TASK GOAL:
State how many lines of the listing below include the word "structured". Give only the number.

Collection entries:
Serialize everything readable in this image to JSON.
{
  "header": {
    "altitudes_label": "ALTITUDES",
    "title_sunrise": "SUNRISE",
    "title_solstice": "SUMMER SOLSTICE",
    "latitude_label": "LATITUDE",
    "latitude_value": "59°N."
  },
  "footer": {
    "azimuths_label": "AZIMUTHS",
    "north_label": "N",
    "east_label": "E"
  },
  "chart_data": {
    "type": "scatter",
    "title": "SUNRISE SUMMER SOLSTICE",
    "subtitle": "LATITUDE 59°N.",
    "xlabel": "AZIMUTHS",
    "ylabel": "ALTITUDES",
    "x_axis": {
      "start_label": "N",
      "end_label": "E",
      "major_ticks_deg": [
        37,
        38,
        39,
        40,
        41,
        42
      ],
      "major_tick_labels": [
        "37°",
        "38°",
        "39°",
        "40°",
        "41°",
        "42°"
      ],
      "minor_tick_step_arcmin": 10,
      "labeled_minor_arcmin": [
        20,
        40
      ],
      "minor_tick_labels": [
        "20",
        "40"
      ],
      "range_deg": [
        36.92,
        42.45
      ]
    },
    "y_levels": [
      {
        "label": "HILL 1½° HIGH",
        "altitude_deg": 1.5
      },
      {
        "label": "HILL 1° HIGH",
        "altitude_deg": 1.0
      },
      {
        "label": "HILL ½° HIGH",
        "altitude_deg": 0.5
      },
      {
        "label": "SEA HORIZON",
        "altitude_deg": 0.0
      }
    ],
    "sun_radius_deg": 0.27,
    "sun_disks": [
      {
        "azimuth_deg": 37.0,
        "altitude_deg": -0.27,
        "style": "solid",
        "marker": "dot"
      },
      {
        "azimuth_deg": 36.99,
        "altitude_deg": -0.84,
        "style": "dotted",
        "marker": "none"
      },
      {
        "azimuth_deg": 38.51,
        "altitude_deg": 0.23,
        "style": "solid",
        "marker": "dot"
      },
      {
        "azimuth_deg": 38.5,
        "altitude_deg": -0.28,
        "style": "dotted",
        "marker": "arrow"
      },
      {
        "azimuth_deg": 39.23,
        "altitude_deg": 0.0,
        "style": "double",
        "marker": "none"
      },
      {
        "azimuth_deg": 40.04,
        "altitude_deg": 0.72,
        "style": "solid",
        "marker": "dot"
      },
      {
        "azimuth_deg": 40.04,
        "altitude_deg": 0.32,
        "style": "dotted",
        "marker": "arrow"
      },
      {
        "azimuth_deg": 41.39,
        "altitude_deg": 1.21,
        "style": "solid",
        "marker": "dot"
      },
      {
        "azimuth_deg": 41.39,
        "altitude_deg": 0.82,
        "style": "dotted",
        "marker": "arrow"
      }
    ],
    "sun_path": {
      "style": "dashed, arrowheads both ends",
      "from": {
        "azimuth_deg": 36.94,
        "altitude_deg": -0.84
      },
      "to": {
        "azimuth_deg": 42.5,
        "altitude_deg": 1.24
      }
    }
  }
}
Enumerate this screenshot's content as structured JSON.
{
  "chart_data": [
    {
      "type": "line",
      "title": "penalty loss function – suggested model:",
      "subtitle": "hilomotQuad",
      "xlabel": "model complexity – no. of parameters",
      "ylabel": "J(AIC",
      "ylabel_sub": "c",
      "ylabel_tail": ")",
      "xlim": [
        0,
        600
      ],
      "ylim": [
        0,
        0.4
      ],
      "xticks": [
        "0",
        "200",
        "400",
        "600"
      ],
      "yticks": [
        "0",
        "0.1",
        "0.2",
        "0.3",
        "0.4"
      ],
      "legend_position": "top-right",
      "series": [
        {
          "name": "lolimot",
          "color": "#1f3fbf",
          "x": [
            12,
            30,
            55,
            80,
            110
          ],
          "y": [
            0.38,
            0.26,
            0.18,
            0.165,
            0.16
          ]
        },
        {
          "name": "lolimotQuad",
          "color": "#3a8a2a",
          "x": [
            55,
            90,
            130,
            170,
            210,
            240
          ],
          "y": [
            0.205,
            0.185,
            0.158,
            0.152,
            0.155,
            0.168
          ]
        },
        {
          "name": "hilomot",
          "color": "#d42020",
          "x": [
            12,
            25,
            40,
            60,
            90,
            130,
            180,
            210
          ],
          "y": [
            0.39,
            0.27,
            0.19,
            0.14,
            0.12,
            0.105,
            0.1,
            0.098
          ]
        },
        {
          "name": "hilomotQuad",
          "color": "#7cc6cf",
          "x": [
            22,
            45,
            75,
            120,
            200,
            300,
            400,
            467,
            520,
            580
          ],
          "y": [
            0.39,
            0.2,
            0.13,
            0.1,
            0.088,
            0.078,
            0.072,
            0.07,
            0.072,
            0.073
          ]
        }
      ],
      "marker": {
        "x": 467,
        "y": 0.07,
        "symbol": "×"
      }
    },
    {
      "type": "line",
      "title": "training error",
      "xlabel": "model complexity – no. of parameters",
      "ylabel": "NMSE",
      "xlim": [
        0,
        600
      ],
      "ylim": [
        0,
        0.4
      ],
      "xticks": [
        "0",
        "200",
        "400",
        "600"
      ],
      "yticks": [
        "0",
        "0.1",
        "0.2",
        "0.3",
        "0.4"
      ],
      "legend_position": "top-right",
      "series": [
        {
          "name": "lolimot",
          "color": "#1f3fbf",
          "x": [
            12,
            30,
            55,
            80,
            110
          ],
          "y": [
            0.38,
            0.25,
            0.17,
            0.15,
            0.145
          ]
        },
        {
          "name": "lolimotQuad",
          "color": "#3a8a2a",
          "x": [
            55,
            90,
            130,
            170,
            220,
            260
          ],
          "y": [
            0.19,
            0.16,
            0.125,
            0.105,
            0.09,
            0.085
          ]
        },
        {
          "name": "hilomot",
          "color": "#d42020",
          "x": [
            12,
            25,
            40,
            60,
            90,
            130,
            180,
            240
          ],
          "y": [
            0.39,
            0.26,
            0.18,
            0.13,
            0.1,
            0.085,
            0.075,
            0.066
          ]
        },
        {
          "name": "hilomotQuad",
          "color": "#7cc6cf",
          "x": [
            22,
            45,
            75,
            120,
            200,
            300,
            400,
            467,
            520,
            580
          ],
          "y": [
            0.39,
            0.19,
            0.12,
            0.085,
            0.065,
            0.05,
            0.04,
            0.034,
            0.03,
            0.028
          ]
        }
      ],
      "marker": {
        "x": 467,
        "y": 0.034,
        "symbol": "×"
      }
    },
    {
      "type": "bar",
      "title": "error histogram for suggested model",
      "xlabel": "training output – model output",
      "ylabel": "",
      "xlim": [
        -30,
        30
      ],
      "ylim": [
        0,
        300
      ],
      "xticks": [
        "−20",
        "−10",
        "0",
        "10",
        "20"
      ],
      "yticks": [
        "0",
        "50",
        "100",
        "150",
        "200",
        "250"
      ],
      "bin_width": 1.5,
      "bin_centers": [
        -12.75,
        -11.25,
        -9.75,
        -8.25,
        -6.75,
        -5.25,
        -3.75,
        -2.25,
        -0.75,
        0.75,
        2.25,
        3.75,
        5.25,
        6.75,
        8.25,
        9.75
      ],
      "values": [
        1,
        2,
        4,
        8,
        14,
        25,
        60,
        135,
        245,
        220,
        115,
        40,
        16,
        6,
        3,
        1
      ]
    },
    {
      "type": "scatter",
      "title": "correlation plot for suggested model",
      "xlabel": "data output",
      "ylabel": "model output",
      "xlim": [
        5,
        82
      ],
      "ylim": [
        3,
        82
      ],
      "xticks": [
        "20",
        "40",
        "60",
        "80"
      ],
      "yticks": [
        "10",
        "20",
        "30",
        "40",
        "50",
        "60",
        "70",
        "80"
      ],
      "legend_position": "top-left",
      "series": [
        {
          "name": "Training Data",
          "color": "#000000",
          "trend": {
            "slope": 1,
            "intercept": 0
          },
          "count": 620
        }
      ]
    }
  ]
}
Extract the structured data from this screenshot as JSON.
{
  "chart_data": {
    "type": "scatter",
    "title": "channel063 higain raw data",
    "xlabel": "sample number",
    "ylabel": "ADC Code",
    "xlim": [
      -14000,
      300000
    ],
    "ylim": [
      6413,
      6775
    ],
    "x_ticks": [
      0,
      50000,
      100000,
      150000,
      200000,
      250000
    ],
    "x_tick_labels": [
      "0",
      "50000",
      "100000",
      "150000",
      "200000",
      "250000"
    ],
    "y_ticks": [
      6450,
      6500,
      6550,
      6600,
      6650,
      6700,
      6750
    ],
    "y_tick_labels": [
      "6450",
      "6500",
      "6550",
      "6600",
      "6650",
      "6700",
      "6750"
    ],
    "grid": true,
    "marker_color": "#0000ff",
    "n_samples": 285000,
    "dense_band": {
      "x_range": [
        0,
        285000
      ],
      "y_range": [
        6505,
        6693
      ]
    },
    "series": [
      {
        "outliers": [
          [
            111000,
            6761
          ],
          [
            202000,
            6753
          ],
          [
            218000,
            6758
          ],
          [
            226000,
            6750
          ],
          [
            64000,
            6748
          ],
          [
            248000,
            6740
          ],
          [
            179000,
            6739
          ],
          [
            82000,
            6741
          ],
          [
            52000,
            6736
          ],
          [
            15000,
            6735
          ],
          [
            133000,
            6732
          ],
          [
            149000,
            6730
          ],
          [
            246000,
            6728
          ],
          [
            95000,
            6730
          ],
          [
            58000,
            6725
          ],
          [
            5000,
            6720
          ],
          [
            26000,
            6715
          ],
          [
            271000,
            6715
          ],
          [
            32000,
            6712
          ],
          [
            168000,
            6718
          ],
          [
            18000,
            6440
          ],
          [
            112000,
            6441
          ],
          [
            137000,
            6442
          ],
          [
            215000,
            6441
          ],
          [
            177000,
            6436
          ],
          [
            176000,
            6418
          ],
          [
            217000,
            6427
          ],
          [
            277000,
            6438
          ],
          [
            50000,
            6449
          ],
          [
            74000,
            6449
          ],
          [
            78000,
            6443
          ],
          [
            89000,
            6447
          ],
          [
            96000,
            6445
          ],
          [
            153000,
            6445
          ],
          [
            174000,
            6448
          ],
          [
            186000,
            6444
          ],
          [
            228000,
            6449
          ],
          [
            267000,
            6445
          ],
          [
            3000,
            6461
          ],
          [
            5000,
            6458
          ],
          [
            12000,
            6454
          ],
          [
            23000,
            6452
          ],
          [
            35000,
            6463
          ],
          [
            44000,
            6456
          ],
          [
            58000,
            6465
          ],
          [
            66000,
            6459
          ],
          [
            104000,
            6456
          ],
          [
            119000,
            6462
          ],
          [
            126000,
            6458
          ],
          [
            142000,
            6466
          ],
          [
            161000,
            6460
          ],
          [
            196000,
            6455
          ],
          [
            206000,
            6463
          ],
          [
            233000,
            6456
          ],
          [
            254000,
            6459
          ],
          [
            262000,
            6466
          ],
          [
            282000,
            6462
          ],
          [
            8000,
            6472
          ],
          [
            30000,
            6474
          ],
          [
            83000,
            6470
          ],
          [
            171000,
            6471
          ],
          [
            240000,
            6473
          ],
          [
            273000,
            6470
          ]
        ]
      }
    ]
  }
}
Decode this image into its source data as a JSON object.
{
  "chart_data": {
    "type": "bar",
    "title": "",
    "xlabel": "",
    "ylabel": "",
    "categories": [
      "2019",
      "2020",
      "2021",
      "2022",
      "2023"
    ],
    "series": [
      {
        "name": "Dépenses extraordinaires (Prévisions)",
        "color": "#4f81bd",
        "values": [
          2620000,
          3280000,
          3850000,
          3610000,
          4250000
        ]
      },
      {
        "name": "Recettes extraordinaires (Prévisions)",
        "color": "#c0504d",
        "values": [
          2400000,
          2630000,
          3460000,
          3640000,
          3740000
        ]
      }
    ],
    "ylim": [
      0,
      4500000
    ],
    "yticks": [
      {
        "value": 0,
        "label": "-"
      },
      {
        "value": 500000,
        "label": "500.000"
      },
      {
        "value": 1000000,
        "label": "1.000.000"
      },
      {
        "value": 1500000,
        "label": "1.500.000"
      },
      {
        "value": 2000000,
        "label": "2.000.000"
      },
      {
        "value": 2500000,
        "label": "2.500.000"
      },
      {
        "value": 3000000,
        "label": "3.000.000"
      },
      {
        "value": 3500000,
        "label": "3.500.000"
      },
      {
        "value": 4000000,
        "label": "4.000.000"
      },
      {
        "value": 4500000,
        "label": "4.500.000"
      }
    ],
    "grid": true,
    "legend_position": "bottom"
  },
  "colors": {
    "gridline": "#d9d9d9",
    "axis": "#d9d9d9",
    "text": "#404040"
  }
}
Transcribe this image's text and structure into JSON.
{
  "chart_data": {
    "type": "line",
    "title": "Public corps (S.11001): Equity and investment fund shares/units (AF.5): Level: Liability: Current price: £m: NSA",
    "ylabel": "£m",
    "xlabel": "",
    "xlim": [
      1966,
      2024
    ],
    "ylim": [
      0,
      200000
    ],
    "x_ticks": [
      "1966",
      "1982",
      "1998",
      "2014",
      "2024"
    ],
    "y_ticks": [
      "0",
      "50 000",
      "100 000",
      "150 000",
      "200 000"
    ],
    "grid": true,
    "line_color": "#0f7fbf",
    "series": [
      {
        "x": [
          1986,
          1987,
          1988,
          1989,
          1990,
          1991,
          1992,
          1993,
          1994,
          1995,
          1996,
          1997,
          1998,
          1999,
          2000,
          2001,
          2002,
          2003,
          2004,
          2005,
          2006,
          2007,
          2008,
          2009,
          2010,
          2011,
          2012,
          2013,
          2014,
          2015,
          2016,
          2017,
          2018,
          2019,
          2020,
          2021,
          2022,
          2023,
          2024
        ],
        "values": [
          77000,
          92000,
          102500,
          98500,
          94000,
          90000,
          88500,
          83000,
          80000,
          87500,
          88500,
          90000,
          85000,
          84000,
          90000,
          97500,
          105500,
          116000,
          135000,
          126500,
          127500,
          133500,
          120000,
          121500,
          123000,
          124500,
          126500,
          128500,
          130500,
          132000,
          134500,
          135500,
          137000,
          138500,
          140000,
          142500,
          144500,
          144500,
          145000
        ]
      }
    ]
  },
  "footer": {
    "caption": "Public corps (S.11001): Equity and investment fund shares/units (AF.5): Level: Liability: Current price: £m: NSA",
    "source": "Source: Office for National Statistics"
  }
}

COMPLETED TASK:
2